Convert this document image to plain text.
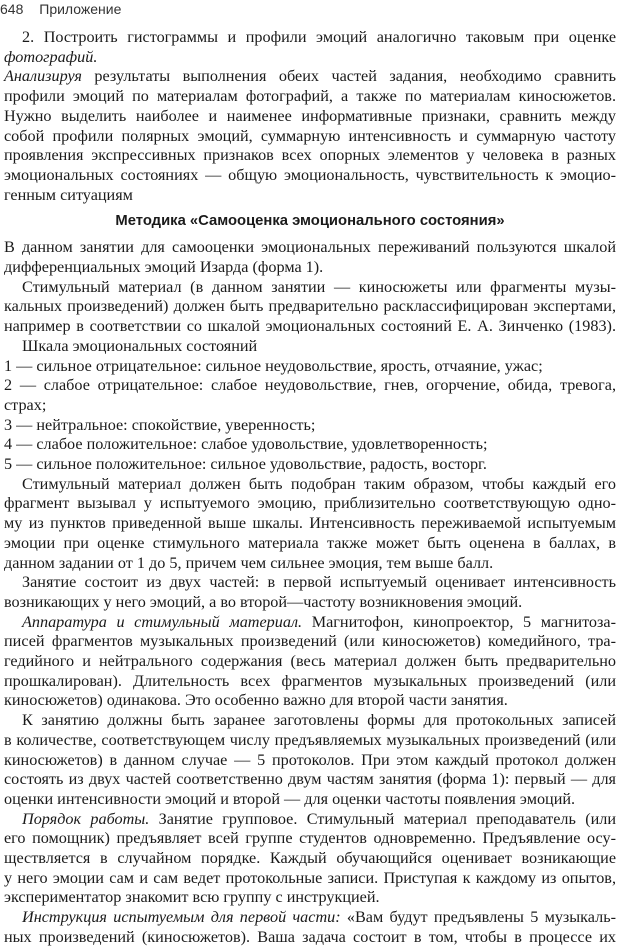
648 Приложение
2. Построить гистограммы и профили эмоций аналогично таковым при оценке
фотографий.
Анализируя результаты выполнения обеих частей задания, необходимо сравнить
профили эмоций по материалам фотографий, а также по материалам киносюжетов.
Нужно выделить наиболее и наименее информативные признаки, сравнить между
собой профили полярных эмоций, суммарную интенсивность и суммарную частоту
проявления экспрессивных признаков всех опорных элементов у человека в разных
эмоциональных состояниях — общую эмоциональность, чувствительность к эмоцио-
генным ситуациям
Методика «Самооценка эмоционального состояния»
В данном занятии для самооценки эмоциональных переживаний пользуются шкалой
дифференциальных эмоций Изарда (форма 1).
Стимульный материал (в данном занятии — киносюжеты или фрагменты музы-
кальных произведений) должен быть предварительно расклассифицирован экспертами,
например в соответствии со шкалой эмоциональных состояний Е. А. Зинченко (1983).
Шкала эмоциональных состояний
1 — сильное отрицательное: сильное неудовольствие, ярость, отчаяние, ужас;
2 — слабое отрицательное: слабое неудовольствие, гнев, огорчение, обида, тревога,
страх;
3 — нейтральное: спокойствие, уверенность;
4 — слабое положительное: слабое удовольствие, удовлетворенность;
5 — сильное положительное: сильное удовольствие, радость, восторг.
Стимульный материал должен быть подобран таким образом, чтобы каждый его
фрагмент вызывал у испытуемого эмоцию, приблизительно соответствующую одно-
му из пунктов приведенной выше шкалы. Интенсивность переживаемой испытуемым
эмоции при оценке стимульного материала также может быть оценена в баллах, в
данном задании от 1 до 5, причем чем сильнее эмоция, тем выше балл.
Занятие состоит из двух частей: в первой испытуемый оценивает интенсивность
возникающих у него эмоций, а во второй—частоту возникновения эмоций.
Аппаратура и стимульный материал. Магнитофон, кинопроектор, 5 магнитоза-
писей фрагментов музыкальных произведений (или киносюжетов) комедийного, тра-
гедийного и нейтрального содержания (весь материал должен быть предварительно
прошкалирован). Длительность всех фрагментов музыкальных произведений (или
киносюжетов) одинакова. Это особенно важно для второй части занятия.
К занятию должны быть заранее заготовлены формы для протокольных записей
в количестве, соответствующем числу предъявляемых музыкальных произведений (или
киносюжетов) в данном случае — 5 протоколов. При этом каждый протокол должен
состоять из двух частей соответственно двум частям занятия (форма 1): первый — для
оценки интенсивности эмоций и второй — для оценки частоты появления эмоций.
Порядок работы. Занятие групповое. Стимульный материал преподаватель (или
его помощник) предъявляет всей группе студентов одновременно. Предъявление осу-
ществляется в случайном порядке. Каждый обучающийся оценивает возникающие
у него эмоции сам и сам ведет протокольные записи. Приступая к каждому из опытов,
экспериментатор знакомит всю группу с инструкцией.
Инструкция испытуемым для первой части: «Вам будут предъявлены 5 музыкаль-
ных произведений (киносюжетов). Ваша задача состоит в том, чтобы в процессе их
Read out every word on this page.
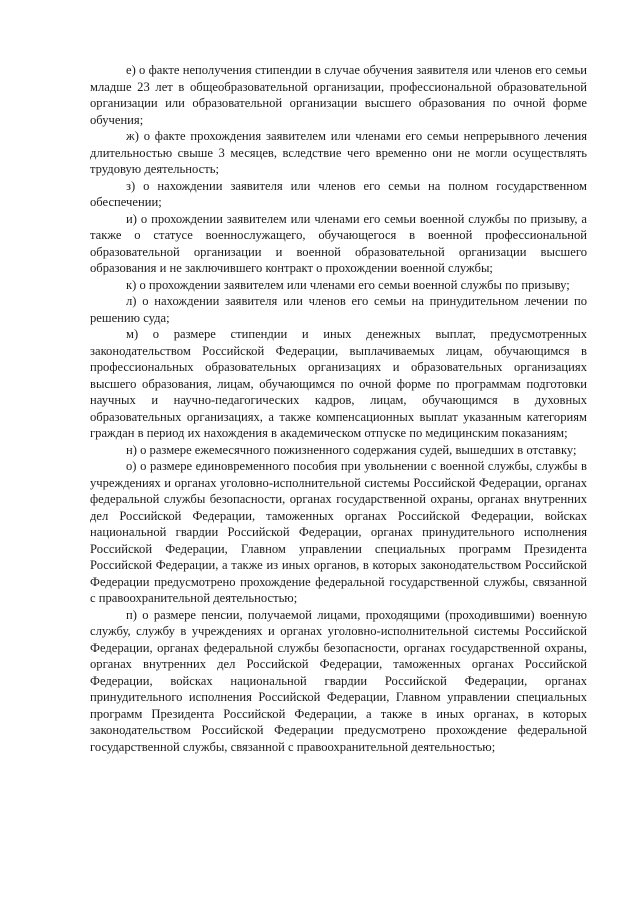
е) о факте неполучения стипендии в случае обучения заявителя или членов его семьи младше 23 лет в общеобразовательной организации, профессиональной образовательной организации или образовательной организации высшего образования по очной форме обучения;

ж) о факте прохождения заявителем или членами его семьи непрерывного лечения длительностью свыше 3 месяцев, вследствие чего временно они не могли осуществлять трудовую деятельность;

з) о нахождении заявителя или членов его семьи на полном государственном обеспечении;

и) о прохождении заявителем или членами его семьи военной службы по призыву, а также о статусе военнослужащего, обучающегося в военной профессиональной образовательной организации и военной образовательной организации высшего образования и не заключившего контракт о прохождении военной службы;

к) о прохождении заявителем или членами его семьи военной службы по призыву;

л) о нахождении заявителя или членов его семьи на принудительном лечении по решению суда;

м) о размере стипендии и иных денежных выплат, предусмотренных законодательством Российской Федерации, выплачиваемых лицам, обучающимся в профессиональных образовательных организациях и образовательных организациях высшего образования, лицам, обучающимся по очной форме по программам подготовки научных и научно-педагогических кадров, лицам, обучающимся в духовных образовательных организациях, а также компенсационных выплат указанным категориям граждан в период их нахождения в академическом отпуске по медицинским показаниям;

н) о размере ежемесячного пожизненного содержания судей, вышедших в отставку;

о) о размере единовременного пособия при увольнении с военной службы, службы в учреждениях и органах уголовно-исполнительной системы Российской Федерации, органах федеральной службы безопасности, органах государственной охраны, органах внутренних дел Российской Федерации, таможенных органах Российской Федерации, войсках национальной гвардии Российской Федерации, органах принудительного исполнения Российской Федерации, Главном управлении специальных программ Президента Российской Федерации, а также из иных органов, в которых законодательством Российской Федерации предусмотрено прохождение федеральной государственной службы, связанной с правоохранительной деятельностью;

п) о размере пенсии, получаемой лицами, проходящими (проходившими) военную службу, службу в учреждениях и органах уголовно-исполнительной системы Российской Федерации, органах федеральной службы безопасности, органах государственной охраны, органах внутренних дел Российской Федерации, таможенных органах Российской Федерации, войсках национальной гвардии Российской Федерации, органах принудительного исполнения Российской Федерации, Главном управлении специальных программ Президента Российской Федерации, а также в иных органах, в которых законодательством Российской Федерации предусмотрено прохождение федеральной государственной службы, связанной с правоохранительной деятельностью;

== == ==

**Problem requirements**
From the entries, report each line that includes the word "эмоциональных".

**Written response**
эмоциональных состояниях — общую эмоциональность, чувствительность к эмоцио-
В данном занятии для самооценки эмоциональных переживаний пользуются шкалой
например в соответствии со шкалой эмоциональных состояний Е. А. Зинченко (1983).
Шкала эмоциональных состояний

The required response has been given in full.